• Exercise aim
In the records that follow, show each line where the word "Нормална" is present.

• Information provided
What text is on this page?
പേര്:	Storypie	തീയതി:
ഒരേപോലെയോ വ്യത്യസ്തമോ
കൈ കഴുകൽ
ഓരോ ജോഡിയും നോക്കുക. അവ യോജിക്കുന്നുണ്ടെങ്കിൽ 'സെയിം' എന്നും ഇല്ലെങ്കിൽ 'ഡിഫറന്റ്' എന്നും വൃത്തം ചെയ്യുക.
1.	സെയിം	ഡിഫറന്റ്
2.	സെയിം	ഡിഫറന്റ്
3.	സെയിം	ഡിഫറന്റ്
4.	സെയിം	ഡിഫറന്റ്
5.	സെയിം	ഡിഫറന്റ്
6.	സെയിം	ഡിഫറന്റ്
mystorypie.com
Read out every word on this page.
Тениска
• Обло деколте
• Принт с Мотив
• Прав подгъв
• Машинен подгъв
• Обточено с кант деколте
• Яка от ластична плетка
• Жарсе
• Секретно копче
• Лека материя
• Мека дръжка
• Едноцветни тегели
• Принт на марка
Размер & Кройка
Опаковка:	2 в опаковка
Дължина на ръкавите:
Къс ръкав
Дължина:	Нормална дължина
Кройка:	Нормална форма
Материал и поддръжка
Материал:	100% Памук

• Solved problem
Дължина:	Нормална дължина
Кройка:	Нормална форма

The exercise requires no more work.